» **Dataset entries on figures**
%%

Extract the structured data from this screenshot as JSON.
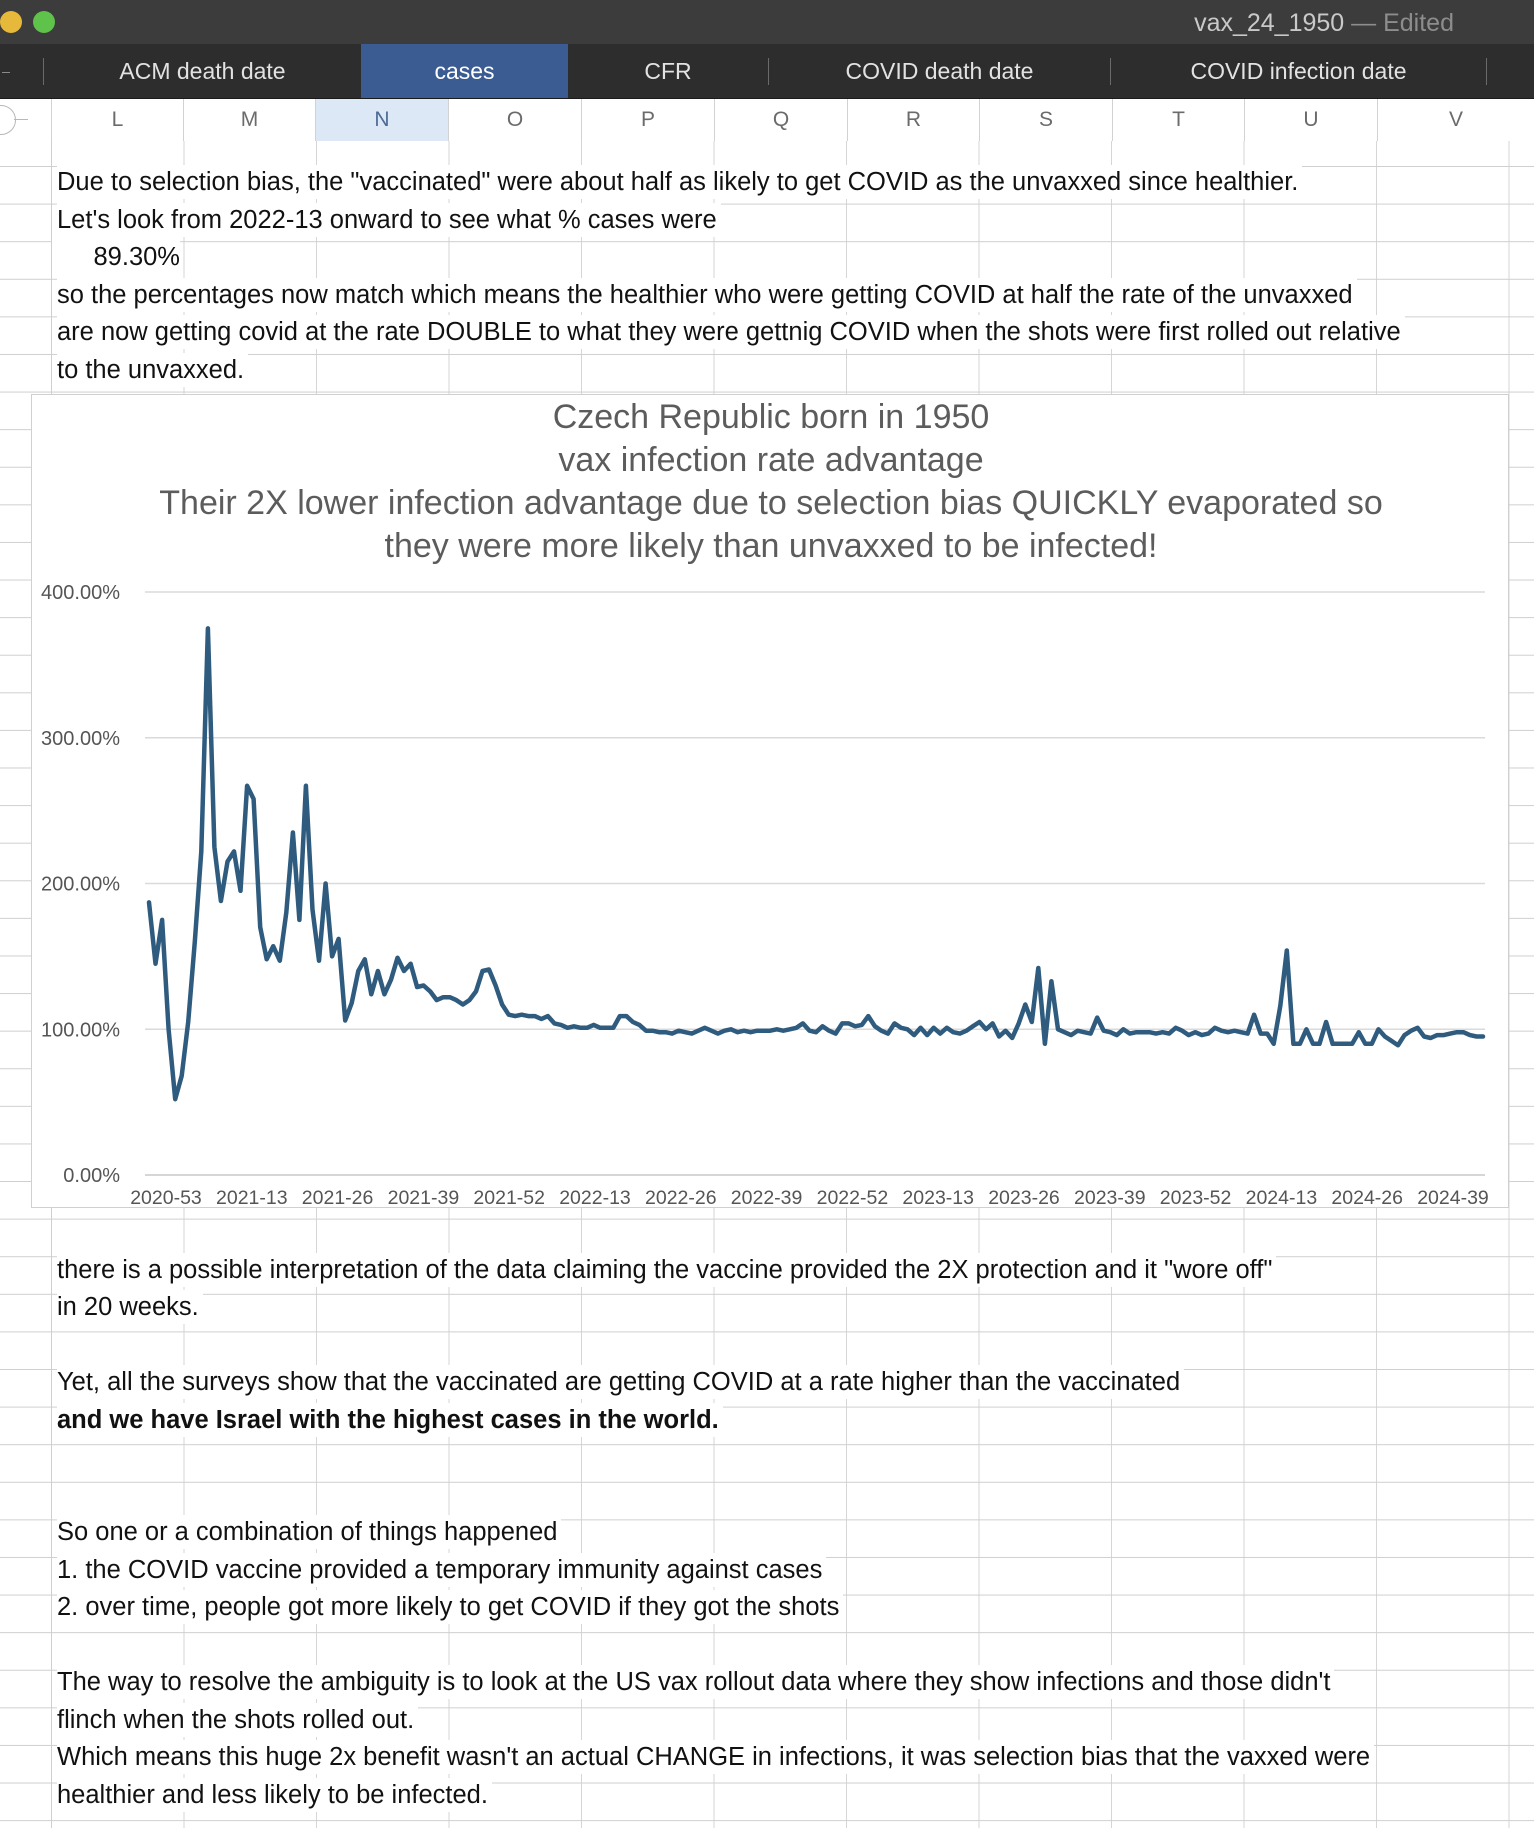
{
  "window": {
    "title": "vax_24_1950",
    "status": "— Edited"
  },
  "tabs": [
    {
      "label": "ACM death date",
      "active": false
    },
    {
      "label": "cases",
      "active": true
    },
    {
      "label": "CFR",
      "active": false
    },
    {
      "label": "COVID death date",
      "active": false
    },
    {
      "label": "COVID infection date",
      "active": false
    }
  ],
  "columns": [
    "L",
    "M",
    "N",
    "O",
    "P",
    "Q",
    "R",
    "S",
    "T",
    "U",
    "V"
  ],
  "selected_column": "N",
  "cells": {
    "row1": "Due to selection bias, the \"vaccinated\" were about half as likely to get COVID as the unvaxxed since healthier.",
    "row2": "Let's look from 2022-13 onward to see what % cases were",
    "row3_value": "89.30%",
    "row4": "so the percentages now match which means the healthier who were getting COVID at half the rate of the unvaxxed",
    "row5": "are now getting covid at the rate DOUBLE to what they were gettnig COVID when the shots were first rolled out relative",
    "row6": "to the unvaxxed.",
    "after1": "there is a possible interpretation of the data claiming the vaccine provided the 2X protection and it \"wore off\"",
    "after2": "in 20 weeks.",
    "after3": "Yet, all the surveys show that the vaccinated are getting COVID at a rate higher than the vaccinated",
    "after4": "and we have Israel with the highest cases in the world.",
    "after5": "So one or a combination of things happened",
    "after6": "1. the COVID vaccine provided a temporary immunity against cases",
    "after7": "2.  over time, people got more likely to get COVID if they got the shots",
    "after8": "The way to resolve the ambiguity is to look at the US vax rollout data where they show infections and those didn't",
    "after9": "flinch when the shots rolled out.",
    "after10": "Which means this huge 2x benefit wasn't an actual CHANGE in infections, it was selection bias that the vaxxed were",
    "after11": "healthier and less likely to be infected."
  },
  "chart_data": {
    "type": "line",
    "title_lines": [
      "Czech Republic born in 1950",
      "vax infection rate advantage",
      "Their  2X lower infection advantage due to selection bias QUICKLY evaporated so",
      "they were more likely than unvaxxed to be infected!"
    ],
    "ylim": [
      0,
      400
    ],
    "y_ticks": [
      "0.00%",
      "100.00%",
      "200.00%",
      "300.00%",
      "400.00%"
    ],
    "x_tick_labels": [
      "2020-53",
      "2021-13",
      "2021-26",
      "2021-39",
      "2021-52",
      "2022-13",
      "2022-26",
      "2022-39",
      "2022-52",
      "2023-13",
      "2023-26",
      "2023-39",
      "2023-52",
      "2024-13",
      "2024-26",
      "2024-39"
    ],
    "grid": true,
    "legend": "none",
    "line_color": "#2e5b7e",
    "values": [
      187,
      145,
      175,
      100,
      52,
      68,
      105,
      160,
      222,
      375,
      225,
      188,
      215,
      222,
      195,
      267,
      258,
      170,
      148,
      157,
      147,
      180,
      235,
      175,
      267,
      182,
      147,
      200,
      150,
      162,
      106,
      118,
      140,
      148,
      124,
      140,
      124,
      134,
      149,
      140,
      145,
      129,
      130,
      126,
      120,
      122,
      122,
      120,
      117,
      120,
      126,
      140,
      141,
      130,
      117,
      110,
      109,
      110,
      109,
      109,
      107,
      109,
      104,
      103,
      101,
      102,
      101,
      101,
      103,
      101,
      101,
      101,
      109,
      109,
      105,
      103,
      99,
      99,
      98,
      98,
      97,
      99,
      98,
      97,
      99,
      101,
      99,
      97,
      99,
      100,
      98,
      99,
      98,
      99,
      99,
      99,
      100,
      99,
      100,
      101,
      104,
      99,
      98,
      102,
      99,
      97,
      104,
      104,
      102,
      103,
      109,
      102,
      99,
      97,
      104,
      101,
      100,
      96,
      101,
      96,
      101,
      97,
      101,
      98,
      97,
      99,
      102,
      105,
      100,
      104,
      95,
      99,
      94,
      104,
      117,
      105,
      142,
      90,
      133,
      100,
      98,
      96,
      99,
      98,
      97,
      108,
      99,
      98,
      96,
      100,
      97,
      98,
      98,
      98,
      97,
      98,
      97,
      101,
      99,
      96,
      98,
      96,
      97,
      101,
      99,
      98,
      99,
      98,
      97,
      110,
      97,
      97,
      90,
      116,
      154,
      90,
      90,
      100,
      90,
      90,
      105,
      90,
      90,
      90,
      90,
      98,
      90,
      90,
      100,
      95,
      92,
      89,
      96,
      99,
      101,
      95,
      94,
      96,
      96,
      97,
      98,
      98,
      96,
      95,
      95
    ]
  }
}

%%

» **Written request**
Identify the lines above that contain the word "look", then copy them.

» **Task solution**
    "row2": "Let's look from 2022-13 onward to see what % cases were",
    "after8": "The way to resolve the ambiguity is to look at the US vax rollout data where they show infections and those didn't",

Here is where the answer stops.